### STATED GOAL
Starting at the line with "Give me the", return every line through the final one of the data, word for word. Pictures stay out.

[Figure record extracts]
————————
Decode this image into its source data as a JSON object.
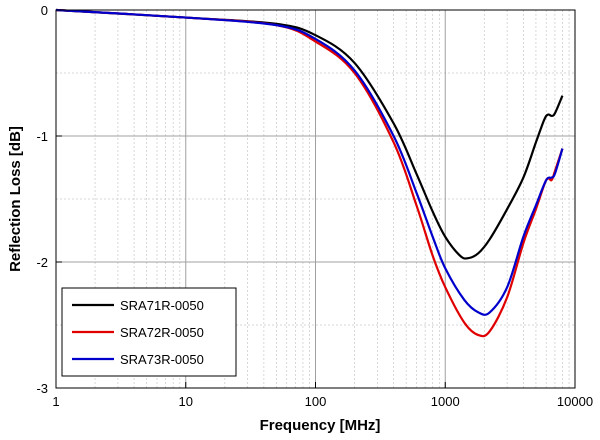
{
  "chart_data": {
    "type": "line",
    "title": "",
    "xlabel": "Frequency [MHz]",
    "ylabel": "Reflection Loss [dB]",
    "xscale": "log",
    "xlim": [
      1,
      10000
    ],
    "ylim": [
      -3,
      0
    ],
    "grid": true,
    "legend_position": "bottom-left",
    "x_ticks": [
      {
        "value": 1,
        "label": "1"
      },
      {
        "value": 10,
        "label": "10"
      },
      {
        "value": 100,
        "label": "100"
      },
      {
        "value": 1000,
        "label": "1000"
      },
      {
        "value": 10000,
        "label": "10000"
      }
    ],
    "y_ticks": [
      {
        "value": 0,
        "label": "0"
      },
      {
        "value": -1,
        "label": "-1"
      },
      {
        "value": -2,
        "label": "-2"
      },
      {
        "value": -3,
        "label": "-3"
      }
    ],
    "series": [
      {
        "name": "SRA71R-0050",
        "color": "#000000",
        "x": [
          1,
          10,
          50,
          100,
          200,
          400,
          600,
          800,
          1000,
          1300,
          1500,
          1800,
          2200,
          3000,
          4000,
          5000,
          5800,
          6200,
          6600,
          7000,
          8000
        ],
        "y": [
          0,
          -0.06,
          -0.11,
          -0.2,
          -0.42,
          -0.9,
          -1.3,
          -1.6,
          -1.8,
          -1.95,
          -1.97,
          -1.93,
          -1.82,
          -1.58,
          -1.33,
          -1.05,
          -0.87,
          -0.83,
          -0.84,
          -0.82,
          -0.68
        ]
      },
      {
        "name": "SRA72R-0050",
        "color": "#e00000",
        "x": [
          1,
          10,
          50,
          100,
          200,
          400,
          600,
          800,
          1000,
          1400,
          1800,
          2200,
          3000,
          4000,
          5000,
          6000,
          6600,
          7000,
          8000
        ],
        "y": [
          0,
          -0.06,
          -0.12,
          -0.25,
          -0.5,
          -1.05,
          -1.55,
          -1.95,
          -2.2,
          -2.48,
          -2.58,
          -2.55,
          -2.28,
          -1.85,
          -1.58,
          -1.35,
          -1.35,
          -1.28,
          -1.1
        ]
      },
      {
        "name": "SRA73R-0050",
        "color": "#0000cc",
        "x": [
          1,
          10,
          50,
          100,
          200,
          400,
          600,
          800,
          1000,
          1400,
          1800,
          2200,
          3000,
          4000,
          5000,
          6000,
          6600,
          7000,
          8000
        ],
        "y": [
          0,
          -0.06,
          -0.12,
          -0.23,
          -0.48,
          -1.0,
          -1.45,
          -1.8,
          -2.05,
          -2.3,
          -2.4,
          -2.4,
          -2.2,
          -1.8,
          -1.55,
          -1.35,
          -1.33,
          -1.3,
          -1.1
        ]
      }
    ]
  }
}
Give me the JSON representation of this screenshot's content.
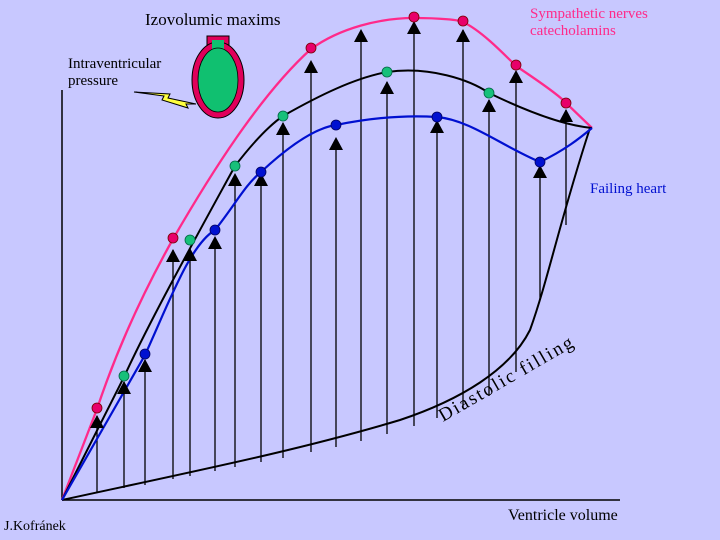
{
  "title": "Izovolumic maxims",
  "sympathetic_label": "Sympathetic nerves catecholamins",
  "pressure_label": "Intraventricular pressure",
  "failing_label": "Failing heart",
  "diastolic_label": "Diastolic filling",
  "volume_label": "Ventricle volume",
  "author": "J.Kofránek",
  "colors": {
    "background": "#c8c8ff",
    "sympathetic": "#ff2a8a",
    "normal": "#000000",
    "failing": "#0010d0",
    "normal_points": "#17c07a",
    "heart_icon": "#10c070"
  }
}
————————
### SOLVED PROBLEM
Give me the JSON representation of this screenshot's content.
{
  "title": "Izovolumic maxims",
  "sympathetic_label": "Sympathetic nerves catecholamins",
  "pressure_label": "Intraventricular pressure",
  "failing_label": "Failing heart",
  "diastolic_label": "Diastolic filling",
  "volume_label": "Ventricle volume",
  "author": "J.Kofránek",
  "colors": {
    "background": "#c8c8ff",
    "sympathetic": "#ff2a8a",
    "normal": "#000000",
    "failing": "#0010d0",
    "normal_points": "#17c07a",
    "heart_icon": "#10c070"
  }
}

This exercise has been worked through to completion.